From the lines below, select each one that contains the string "spreadsheet" and copy it in full. Treat the match as case-sensitive.

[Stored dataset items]
Start

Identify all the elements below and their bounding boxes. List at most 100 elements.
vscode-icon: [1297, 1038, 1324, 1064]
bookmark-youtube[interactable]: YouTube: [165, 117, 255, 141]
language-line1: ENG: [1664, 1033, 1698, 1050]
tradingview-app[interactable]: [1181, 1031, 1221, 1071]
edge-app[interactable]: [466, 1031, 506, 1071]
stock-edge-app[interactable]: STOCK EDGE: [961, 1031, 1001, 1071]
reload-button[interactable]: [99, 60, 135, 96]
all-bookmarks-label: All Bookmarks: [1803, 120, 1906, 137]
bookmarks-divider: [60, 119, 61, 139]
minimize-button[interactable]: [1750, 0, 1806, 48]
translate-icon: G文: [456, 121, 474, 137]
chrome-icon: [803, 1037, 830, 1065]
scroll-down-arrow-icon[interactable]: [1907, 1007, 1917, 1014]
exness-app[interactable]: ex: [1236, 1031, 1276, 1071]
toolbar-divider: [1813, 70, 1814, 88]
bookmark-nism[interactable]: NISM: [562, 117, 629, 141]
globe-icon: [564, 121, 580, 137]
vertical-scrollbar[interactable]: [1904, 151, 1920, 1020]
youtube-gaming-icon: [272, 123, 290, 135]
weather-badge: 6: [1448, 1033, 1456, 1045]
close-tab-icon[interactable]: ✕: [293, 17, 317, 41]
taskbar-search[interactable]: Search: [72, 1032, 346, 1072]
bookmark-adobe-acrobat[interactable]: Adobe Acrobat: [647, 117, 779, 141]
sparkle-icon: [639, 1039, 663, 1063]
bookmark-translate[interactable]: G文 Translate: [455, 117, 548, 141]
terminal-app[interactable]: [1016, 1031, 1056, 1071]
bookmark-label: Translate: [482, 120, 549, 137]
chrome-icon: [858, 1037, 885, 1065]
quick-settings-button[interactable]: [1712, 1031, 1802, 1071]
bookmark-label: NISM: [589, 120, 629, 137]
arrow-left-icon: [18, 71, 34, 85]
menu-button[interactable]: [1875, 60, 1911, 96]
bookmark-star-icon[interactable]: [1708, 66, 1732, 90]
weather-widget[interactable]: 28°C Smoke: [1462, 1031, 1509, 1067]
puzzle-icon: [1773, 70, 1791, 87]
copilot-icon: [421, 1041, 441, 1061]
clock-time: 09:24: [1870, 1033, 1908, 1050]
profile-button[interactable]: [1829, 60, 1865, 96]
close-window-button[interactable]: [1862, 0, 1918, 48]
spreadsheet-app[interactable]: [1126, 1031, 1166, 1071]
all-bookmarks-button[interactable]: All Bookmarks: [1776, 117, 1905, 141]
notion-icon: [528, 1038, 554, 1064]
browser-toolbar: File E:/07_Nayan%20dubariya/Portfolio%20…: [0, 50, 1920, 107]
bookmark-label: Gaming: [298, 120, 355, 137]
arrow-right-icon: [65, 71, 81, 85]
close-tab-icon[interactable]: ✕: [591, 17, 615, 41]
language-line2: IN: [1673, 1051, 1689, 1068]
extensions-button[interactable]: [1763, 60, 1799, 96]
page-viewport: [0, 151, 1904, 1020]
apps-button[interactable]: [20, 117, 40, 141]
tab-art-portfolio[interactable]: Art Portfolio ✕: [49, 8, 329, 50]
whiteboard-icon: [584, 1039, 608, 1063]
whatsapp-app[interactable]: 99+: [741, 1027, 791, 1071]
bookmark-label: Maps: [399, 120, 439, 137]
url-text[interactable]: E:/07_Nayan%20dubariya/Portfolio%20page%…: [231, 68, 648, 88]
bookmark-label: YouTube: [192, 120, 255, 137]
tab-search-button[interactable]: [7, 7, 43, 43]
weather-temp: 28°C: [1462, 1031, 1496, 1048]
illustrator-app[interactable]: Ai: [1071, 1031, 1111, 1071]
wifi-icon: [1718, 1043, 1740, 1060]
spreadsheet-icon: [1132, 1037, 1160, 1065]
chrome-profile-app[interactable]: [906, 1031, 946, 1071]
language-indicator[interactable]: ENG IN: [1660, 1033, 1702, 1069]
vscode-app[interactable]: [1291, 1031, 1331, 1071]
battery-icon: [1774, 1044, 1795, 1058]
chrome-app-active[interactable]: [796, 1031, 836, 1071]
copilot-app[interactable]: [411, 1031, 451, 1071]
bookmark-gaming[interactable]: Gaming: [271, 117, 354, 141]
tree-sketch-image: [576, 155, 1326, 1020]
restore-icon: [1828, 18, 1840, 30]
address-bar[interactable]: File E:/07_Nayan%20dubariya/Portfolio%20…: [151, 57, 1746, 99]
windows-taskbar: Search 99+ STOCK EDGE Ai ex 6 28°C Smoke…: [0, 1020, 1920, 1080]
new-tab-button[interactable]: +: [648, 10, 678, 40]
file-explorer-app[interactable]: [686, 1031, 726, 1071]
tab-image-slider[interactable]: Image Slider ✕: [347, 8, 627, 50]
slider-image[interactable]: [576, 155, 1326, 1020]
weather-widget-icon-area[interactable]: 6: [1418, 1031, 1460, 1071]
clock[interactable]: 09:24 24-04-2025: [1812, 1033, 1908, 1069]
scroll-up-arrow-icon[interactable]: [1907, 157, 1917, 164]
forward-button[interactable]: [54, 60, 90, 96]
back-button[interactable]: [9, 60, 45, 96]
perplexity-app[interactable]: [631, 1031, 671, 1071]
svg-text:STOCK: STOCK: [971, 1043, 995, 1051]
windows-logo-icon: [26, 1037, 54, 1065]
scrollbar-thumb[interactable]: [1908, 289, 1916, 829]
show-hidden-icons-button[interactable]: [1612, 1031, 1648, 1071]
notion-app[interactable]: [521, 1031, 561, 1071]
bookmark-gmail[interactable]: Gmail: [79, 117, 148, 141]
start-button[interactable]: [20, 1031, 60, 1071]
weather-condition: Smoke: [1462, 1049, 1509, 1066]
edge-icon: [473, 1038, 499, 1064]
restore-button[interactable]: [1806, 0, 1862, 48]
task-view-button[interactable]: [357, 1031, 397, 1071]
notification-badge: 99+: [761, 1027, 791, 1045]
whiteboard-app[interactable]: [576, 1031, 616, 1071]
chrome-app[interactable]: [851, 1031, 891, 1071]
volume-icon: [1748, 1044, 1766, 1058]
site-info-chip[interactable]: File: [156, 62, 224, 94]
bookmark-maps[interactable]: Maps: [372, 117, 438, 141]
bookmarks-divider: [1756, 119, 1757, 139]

End

**Solution to the exercise**
spreadsheet-app[interactable]: [1126, 1031, 1166, 1071]
spreadsheet-icon: [1132, 1037, 1160, 1065]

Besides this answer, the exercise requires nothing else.